>>>>
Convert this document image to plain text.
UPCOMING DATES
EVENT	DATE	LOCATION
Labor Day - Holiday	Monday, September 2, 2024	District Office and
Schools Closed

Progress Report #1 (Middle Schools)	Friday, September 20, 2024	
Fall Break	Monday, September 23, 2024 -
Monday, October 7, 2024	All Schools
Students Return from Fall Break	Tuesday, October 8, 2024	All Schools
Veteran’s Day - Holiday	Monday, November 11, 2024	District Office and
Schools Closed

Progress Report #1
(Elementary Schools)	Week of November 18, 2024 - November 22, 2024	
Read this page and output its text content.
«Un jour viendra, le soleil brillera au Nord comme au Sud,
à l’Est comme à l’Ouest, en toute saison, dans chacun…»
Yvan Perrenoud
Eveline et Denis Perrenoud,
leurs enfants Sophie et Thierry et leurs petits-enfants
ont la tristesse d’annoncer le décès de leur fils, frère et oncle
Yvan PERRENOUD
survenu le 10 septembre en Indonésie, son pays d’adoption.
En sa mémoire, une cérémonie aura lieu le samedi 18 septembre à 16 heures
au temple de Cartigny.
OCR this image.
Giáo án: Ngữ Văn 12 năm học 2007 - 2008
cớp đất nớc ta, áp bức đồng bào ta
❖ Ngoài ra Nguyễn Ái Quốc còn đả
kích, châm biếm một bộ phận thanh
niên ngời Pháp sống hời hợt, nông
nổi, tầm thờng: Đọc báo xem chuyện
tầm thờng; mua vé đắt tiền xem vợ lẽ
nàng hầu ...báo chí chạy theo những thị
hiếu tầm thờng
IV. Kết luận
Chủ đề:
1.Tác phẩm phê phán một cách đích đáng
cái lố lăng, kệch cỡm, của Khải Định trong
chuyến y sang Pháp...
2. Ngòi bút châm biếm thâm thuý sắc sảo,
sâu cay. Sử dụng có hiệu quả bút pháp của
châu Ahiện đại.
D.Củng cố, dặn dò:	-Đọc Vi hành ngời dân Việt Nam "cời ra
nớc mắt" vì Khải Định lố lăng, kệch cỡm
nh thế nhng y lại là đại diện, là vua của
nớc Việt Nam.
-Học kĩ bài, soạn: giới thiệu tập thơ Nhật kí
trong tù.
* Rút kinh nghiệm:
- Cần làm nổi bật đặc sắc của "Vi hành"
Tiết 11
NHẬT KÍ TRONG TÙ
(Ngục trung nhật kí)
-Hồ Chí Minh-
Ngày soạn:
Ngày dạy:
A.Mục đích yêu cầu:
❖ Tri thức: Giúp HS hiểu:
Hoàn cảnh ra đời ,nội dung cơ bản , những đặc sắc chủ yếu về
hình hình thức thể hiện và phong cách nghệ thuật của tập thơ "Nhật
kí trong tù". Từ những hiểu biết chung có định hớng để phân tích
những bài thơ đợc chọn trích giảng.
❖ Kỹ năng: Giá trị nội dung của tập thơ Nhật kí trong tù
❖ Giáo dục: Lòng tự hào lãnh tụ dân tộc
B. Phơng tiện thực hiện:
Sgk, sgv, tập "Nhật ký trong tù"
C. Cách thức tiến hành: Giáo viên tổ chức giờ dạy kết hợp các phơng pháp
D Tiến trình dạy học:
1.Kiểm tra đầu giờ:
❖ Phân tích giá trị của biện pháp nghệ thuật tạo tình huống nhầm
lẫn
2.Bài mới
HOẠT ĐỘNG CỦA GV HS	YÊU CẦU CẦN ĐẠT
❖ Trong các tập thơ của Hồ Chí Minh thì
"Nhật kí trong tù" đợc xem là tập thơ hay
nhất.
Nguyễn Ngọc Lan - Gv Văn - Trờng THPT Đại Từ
<<<<
_The problem_. Every line in the data above that contains "Holiday" needs to be copied.

_Written response_.
Labor Day - Holiday	Monday, September 2, 2024	District Office and
Veteran’s Day - Holiday	Monday, November 11, 2024	District Office and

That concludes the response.